### THE PROBLEM
Your copy of the material below should match it exactly, except that it holds no pictures.

### ROWS
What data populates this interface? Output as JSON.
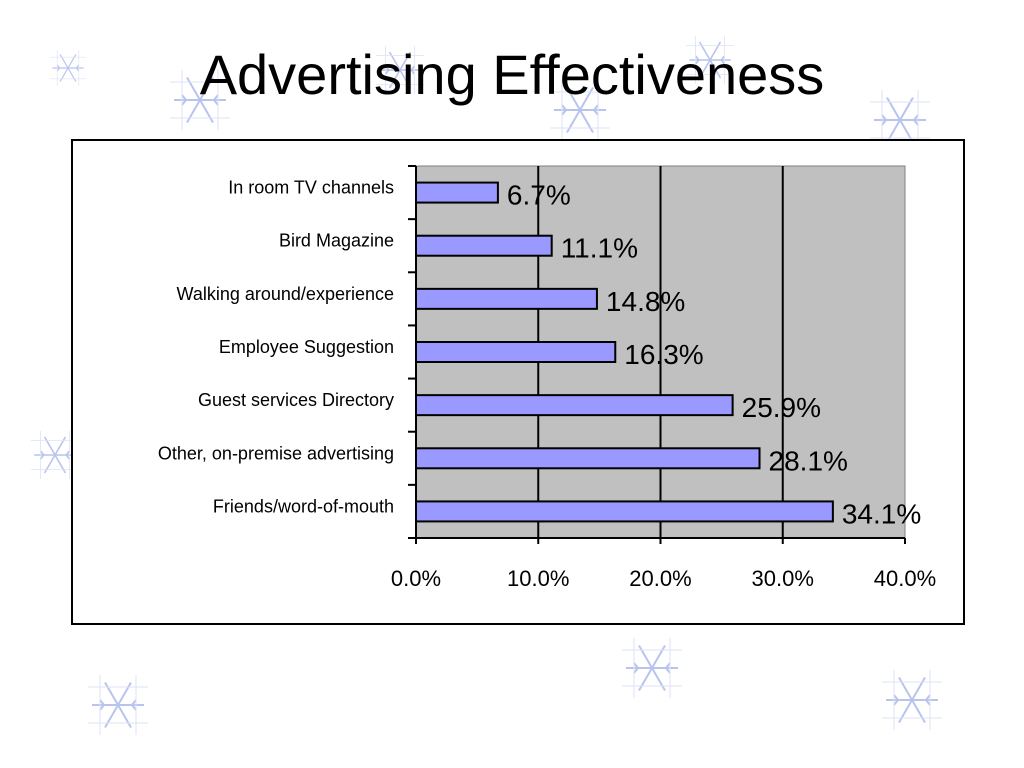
{
  "slide": {
    "title": "Advertising Effectiveness"
  },
  "colors": {
    "bar_fill": "#9999ff",
    "bar_stroke": "#000000",
    "plot_bg": "#c0c0c0",
    "snowflake": "#b8c4ee"
  },
  "icons": [
    "snowflake-icon"
  ],
  "chart_data": {
    "type": "bar",
    "orientation": "horizontal",
    "categories": [
      "In room TV channels",
      "Bird Magazine",
      "Walking around/experience",
      "Employee Suggestion",
      "Guest services Directory",
      "Other, on-premise advertising",
      "Friends/word-of-mouth"
    ],
    "values": [
      6.7,
      11.1,
      14.8,
      16.3,
      25.9,
      28.1,
      34.1
    ],
    "value_labels": [
      "6.7%",
      "11.1%",
      "14.8%",
      "16.3%",
      "25.9%",
      "28.1%",
      "34.1%"
    ],
    "xlim": [
      0,
      40
    ],
    "xticks": [
      0,
      10,
      20,
      30,
      40
    ],
    "xtick_labels": [
      "0.0%",
      "10.0%",
      "20.0%",
      "30.0%",
      "40.0%"
    ],
    "grid": "vertical",
    "legend": "none",
    "title": "",
    "xlabel": "",
    "ylabel": ""
  }
}
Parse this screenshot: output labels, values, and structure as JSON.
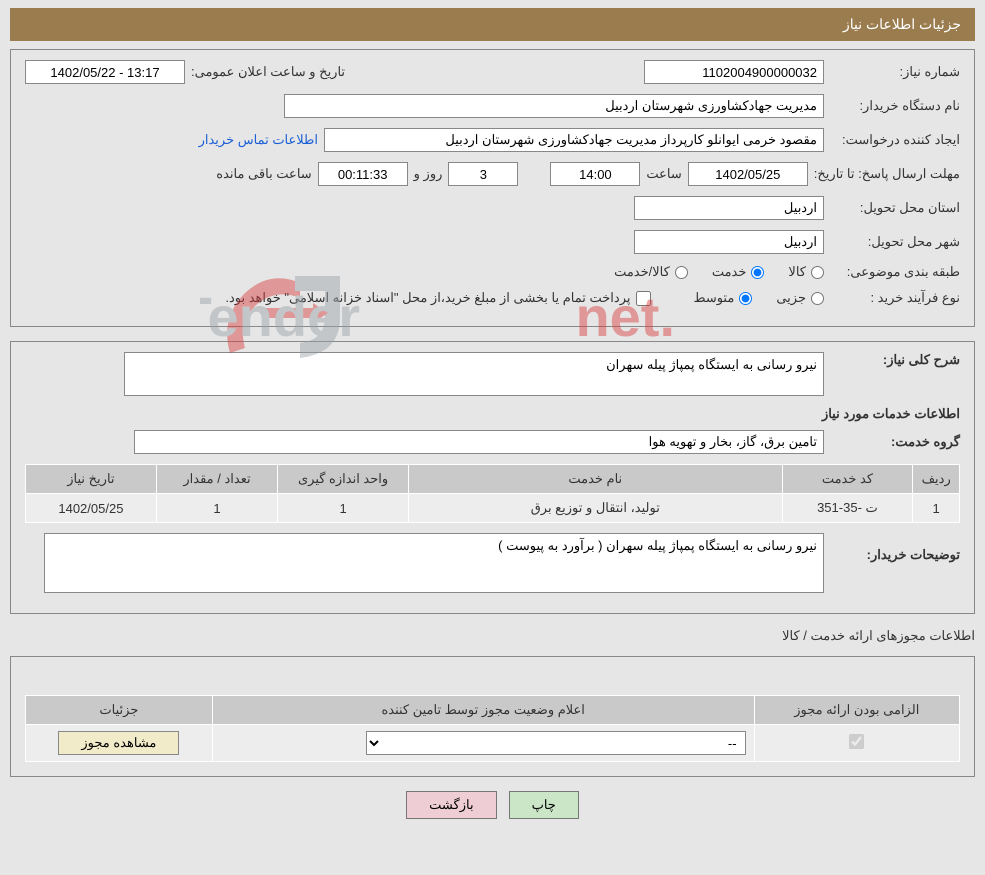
{
  "title_bar": "جزئیات اطلاعات نیاز",
  "fields": {
    "need_no_lbl": "شماره نیاز:",
    "need_no": "1102004900000032",
    "announce_lbl": "تاریخ و ساعت اعلان عمومی:",
    "announce": "13:17 - 1402/05/22",
    "buyer_org_lbl": "نام دستگاه خریدار:",
    "buyer_org": "مدیریت جهادکشاورزی شهرستان اردبیل",
    "requester_lbl": "ایجاد کننده درخواست:",
    "requester": "مقصود خرمی ایوانلو کارپرداز مدیریت جهادکشاورزی شهرستان اردبیل",
    "buyer_contact_link": "اطلاعات تماس خریدار",
    "deadline_lbl": "مهلت ارسال پاسخ: تا تاریخ:",
    "deadline_date": "1402/05/25",
    "hour_lbl": "ساعت",
    "deadline_hour": "14:00",
    "day_word": "روز و",
    "days_remaining": "3",
    "countdown": "00:11:33",
    "remaining_lbl": "ساعت باقی مانده",
    "province_lbl": "استان محل تحویل:",
    "province": "اردبیل",
    "city_lbl": "شهر محل تحویل:",
    "city": "اردبیل",
    "category_lbl": "طبقه بندی موضوعی:",
    "cat_goods": "کالا",
    "cat_service": "خدمت",
    "cat_goods_service": "کالا/خدمت",
    "process_lbl": "نوع فرآیند خرید :",
    "process_small": "جزیی",
    "process_medium": "متوسط",
    "payment_note": "پرداخت تمام یا بخشی از مبلغ خرید،از محل \"اسناد خزانه اسلامی\" خواهد بود.",
    "general_desc_lbl": "شرح کلی نیاز:",
    "general_desc": "نیرو رسانی به ایستگاه پمپاژ پیله سهران",
    "services_info_title": "اطلاعات خدمات مورد نیاز",
    "service_group_lbl": "گروه خدمت:",
    "service_group": "تامین برق، گاز، بخار و تهویه هوا",
    "buyer_notes_lbl": "توضیحات خریدار:",
    "buyer_notes": "نیرو رسانی به ایستگاه پمپاژ پیله سهران ( برآورد به پیوست )",
    "license_section_title": "اطلاعات مجوزهای ارائه خدمت / کالا",
    "btn_print": "چاپ",
    "btn_back": "بازگشت",
    "btn_view_license": "مشاهده مجوز"
  },
  "colors": {
    "title_bar_bg": "#9a7c4f",
    "page_bg": "#e6e6e6",
    "border": "#888888",
    "th_bg": "#c9c9c9",
    "td_bg": "#ededed",
    "link": "#1a5fd6",
    "btn_print_bg": "#cbe5c7",
    "btn_back_bg": "#eecdd5",
    "btn_view_bg": "#f2ebc9",
    "watermark_red": "#d73838",
    "watermark_gray": "#9aa1a8"
  },
  "table1": {
    "headers": [
      "ردیف",
      "کد خدمت",
      "نام خدمت",
      "واحد اندازه گیری",
      "تعداد / مقدار",
      "تاریخ نیاز"
    ],
    "col_widths": [
      "5%",
      "14%",
      "40%",
      "14%",
      "13%",
      "14%"
    ],
    "rows": [
      [
        "1",
        "ت -35-351",
        "تولید، انتقال و توزیع برق",
        "1",
        "1",
        "1402/05/25"
      ]
    ]
  },
  "table2": {
    "headers": [
      "الزامی بودن ارائه مجوز",
      "اعلام وضعیت مجوز توسط تامین کننده",
      "جزئیات"
    ],
    "col_widths": [
      "22%",
      "58%",
      "20%"
    ],
    "select_placeholder": "--"
  },
  "watermark_text": "AriaTender.net"
}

### SOLUTION TO THIS TASK
What data populates this interface? Output as JSON.
{
  "slide": {
    "title": "Advertising Effectiveness"
  },
  "colors": {
    "bar_fill": "#9999ff",
    "bar_stroke": "#000000",
    "plot_bg": "#c0c0c0",
    "snowflake": "#b8c4ee"
  },
  "icons": [
    "snowflake-icon"
  ],
  "chart_data": {
    "type": "bar",
    "orientation": "horizontal",
    "categories": [
      "In room TV channels",
      "Bird Magazine",
      "Walking around/experience",
      "Employee Suggestion",
      "Guest services Directory",
      "Other, on-premise advertising",
      "Friends/word-of-mouth"
    ],
    "values": [
      6.7,
      11.1,
      14.8,
      16.3,
      25.9,
      28.1,
      34.1
    ],
    "value_labels": [
      "6.7%",
      "11.1%",
      "14.8%",
      "16.3%",
      "25.9%",
      "28.1%",
      "34.1%"
    ],
    "xlim": [
      0,
      40
    ],
    "xticks": [
      0,
      10,
      20,
      30,
      40
    ],
    "xtick_labels": [
      "0.0%",
      "10.0%",
      "20.0%",
      "30.0%",
      "40.0%"
    ],
    "grid": "vertical",
    "legend": "none",
    "title": "",
    "xlabel": "",
    "ylabel": ""
  }
}
Parse this screenshot: output labels, values, and structure as JSON.
{
  "title_bar": "جزئیات اطلاعات نیاز",
  "fields": {
    "need_no_lbl": "شماره نیاز:",
    "need_no": "1102004900000032",
    "announce_lbl": "تاریخ و ساعت اعلان عمومی:",
    "announce": "13:17 - 1402/05/22",
    "buyer_org_lbl": "نام دستگاه خریدار:",
    "buyer_org": "مدیریت جهادکشاورزی شهرستان اردبیل",
    "requester_lbl": "ایجاد کننده درخواست:",
    "requester": "مقصود خرمی ایوانلو کارپرداز مدیریت جهادکشاورزی شهرستان اردبیل",
    "buyer_contact_link": "اطلاعات تماس خریدار",
    "deadline_lbl": "مهلت ارسال پاسخ: تا تاریخ:",
    "deadline_date": "1402/05/25",
    "hour_lbl": "ساعت",
    "deadline_hour": "14:00",
    "day_word": "روز و",
    "days_remaining": "3",
    "countdown": "00:11:33",
    "remaining_lbl": "ساعت باقی مانده",
    "province_lbl": "استان محل تحویل:",
    "province": "اردبیل",
    "city_lbl": "شهر محل تحویل:",
    "city": "اردبیل",
    "category_lbl": "طبقه بندی موضوعی:",
    "cat_goods": "کالا",
    "cat_service": "خدمت",
    "cat_goods_service": "کالا/خدمت",
    "process_lbl": "نوع فرآیند خرید :",
    "process_small": "جزیی",
    "process_medium": "متوسط",
    "payment_note": "پرداخت تمام یا بخشی از مبلغ خرید،از محل \"اسناد خزانه اسلامی\" خواهد بود.",
    "general_desc_lbl": "شرح کلی نیاز:",
    "general_desc": "نیرو رسانی به ایستگاه پمپاژ پیله سهران",
    "services_info_title": "اطلاعات خدمات مورد نیاز",
    "service_group_lbl": "گروه خدمت:",
    "service_group": "تامین برق، گاز، بخار و تهویه هوا",
    "buyer_notes_lbl": "توضیحات خریدار:",
    "buyer_notes": "نیرو رسانی به ایستگاه پمپاژ پیله سهران ( برآورد به پیوست )",
    "license_section_title": "اطلاعات مجوزهای ارائه خدمت / کالا",
    "btn_print": "چاپ",
    "btn_back": "بازگشت",
    "btn_view_license": "مشاهده مجوز"
  },
  "colors": {
    "title_bar_bg": "#9a7c4f",
    "page_bg": "#e6e6e6",
    "border": "#888888",
    "th_bg": "#c9c9c9",
    "td_bg": "#ededed",
    "link": "#1a5fd6",
    "btn_print_bg": "#cbe5c7",
    "btn_back_bg": "#eecdd5",
    "btn_view_bg": "#f2ebc9",
    "watermark_red": "#d73838",
    "watermark_gray": "#9aa1a8"
  },
  "table1": {
    "headers": [
      "ردیف",
      "کد خدمت",
      "نام خدمت",
      "واحد اندازه گیری",
      "تعداد / مقدار",
      "تاریخ نیاز"
    ],
    "col_widths": [
      "5%",
      "14%",
      "40%",
      "14%",
      "13%",
      "14%"
    ],
    "rows": [
      [
        "1",
        "ت -35-351",
        "تولید، انتقال و توزیع برق",
        "1",
        "1",
        "1402/05/25"
      ]
    ]
  },
  "table2": {
    "headers": [
      "الزامی بودن ارائه مجوز",
      "اعلام وضعیت مجوز توسط تامین کننده",
      "جزئیات"
    ],
    "col_widths": [
      "22%",
      "58%",
      "20%"
    ],
    "select_placeholder": "--"
  },
  "watermark_text": "AriaTender.net"
}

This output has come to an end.